## The request
Reproduce this listing in full.

· · · ·

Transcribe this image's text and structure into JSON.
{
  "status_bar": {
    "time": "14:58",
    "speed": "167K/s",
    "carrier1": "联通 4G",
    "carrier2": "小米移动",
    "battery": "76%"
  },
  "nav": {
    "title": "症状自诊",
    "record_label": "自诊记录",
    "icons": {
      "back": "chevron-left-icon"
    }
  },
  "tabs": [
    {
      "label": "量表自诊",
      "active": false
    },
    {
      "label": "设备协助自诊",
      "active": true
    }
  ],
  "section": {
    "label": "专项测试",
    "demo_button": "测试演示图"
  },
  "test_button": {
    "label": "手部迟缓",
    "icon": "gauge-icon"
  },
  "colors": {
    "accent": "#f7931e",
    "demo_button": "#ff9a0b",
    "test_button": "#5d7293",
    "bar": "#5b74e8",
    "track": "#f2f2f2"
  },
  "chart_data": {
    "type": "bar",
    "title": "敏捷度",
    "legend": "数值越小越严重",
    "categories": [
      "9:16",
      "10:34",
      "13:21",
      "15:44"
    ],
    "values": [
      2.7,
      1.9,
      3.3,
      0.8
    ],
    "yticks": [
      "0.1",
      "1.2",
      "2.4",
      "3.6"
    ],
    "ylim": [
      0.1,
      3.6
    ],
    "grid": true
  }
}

· · · ·

## Exercise output
Transcribe this image's text and structure into JSON.
{
  "status_bar": {
    "time": "14:58",
    "speed": "167K/s",
    "carrier1": "联通 4G",
    "carrier2": "小米移动",
    "battery": "76%"
  },
  "nav": {
    "title": "症状自诊",
    "record_label": "自诊记录",
    "icons": {
      "back": "chevron-left-icon"
    }
  },
  "tabs": [
    {
      "label": "量表自诊",
      "active": false
    },
    {
      "label": "设备协助自诊",
      "active": true
    }
  ],
  "section": {
    "label": "专项测试",
    "demo_button": "测试演示图"
  },
  "test_button": {
    "label": "手部迟缓",
    "icon": "gauge-icon"
  },
  "colors": {
    "accent": "#f7931e",
    "demo_button": "#ff9a0b",
    "test_button": "#5d7293",
    "bar": "#5b74e8",
    "track": "#f2f2f2"
  },
  "chart_data": {
    "type": "bar",
    "title": "敏捷度",
    "legend": "数值越小越严重",
    "categories": [
      "9:16",
      "10:34",
      "13:21",
      "15:44"
    ],
    "values": [
      2.7,
      1.9,
      3.3,
      0.8
    ],
    "yticks": [
      "0.1",
      "1.2",
      "2.4",
      "3.6"
    ],
    "ylim": [
      0.1,
      3.6
    ],
    "grid": true
  }
}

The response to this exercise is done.